Entries provided:
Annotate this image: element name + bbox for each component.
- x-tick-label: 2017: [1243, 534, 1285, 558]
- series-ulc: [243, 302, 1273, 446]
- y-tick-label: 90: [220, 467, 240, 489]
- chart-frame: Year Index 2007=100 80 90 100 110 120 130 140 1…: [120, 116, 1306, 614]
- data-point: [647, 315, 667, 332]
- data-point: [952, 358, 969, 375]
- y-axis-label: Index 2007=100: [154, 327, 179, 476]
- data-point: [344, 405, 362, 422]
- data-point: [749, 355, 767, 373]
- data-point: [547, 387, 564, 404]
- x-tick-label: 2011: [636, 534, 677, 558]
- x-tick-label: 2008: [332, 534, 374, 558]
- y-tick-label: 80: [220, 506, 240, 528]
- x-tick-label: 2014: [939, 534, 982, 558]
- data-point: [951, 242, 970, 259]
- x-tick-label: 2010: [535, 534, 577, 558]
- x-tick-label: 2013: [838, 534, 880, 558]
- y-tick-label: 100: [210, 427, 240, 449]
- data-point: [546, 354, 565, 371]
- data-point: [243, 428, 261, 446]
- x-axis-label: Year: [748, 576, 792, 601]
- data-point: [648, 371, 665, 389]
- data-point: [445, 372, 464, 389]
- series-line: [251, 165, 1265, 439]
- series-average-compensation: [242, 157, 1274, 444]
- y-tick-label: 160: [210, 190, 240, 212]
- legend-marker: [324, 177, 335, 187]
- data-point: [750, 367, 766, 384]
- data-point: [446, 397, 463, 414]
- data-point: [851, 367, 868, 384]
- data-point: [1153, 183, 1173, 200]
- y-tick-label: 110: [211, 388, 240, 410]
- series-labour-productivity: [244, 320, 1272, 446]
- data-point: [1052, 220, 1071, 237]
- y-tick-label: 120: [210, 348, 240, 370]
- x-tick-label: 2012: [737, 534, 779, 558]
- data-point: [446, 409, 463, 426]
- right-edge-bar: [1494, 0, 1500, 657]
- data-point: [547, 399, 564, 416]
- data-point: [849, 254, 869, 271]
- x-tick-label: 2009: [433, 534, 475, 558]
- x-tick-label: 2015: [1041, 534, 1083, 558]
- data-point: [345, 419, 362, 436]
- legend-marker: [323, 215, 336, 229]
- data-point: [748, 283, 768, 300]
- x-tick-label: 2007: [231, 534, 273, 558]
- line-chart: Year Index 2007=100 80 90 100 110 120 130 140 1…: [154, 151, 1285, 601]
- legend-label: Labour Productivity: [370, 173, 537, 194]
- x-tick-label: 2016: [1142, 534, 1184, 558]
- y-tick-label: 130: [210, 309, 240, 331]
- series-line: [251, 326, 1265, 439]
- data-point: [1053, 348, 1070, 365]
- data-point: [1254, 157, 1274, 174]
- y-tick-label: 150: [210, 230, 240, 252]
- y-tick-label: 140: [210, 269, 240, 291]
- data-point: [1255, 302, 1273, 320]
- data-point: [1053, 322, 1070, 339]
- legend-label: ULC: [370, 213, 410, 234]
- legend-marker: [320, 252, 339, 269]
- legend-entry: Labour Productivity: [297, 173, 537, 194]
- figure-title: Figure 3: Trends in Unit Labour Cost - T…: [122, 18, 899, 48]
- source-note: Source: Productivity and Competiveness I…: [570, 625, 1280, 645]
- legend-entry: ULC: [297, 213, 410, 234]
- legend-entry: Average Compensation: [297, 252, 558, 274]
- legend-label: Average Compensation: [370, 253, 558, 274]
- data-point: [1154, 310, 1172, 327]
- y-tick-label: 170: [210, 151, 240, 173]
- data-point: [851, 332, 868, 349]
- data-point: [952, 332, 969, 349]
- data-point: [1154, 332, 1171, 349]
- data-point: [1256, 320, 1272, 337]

Exercise:
In the listing, from its first line through the line containing "- x-tick-label: 2009: [433, 534, 475, 558]", replace "y-tick-label" with "y-axis-tick" and give those lines again, with nothing else changed.

Complete answer:
Annotate this image: element name + bbox for each component.
- x-tick-label: 2017: [1243, 534, 1285, 558]
- series-ulc: [243, 302, 1273, 446]
- y-axis-tick: 90: [220, 467, 240, 489]
- chart-frame: Year Index 2007=100 80 90 100 110 120 130 140 1…: [120, 116, 1306, 614]
- data-point: [647, 315, 667, 332]
- data-point: [952, 358, 969, 375]
- y-axis-label: Index 2007=100: [154, 327, 179, 476]
- data-point: [344, 405, 362, 422]
- data-point: [749, 355, 767, 373]
- data-point: [547, 387, 564, 404]
- x-tick-label: 2011: [636, 534, 677, 558]
- x-tick-label: 2008: [332, 534, 374, 558]
- y-axis-tick: 80: [220, 506, 240, 528]
- x-tick-label: 2014: [939, 534, 982, 558]
- data-point: [951, 242, 970, 259]
- x-tick-label: 2010: [535, 534, 577, 558]
- x-tick-label: 2013: [838, 534, 880, 558]
- y-axis-tick: 100: [210, 427, 240, 449]
- data-point: [546, 354, 565, 371]
- data-point: [243, 428, 261, 446]
- x-axis-label: Year: [748, 576, 792, 601]
- data-point: [648, 371, 665, 389]
- data-point: [445, 372, 464, 389]
- series-line: [251, 165, 1265, 439]
- series-average-compensation: [242, 157, 1274, 444]
- y-axis-tick: 160: [210, 190, 240, 212]
- legend-marker: [324, 177, 335, 187]
- data-point: [750, 367, 766, 384]
- data-point: [446, 397, 463, 414]
- data-point: [851, 367, 868, 384]
- data-point: [1153, 183, 1173, 200]
- y-axis-tick: 110: [211, 388, 240, 410]
- series-labour-productivity: [244, 320, 1272, 446]
- data-point: [1052, 220, 1071, 237]
- y-axis-tick: 120: [210, 348, 240, 370]
- x-tick-label: 2012: [737, 534, 779, 558]
- data-point: [446, 409, 463, 426]
- right-edge-bar: [1494, 0, 1500, 657]
- data-point: [547, 399, 564, 416]
- data-point: [849, 254, 869, 271]
- x-tick-label: 2009: [433, 534, 475, 558]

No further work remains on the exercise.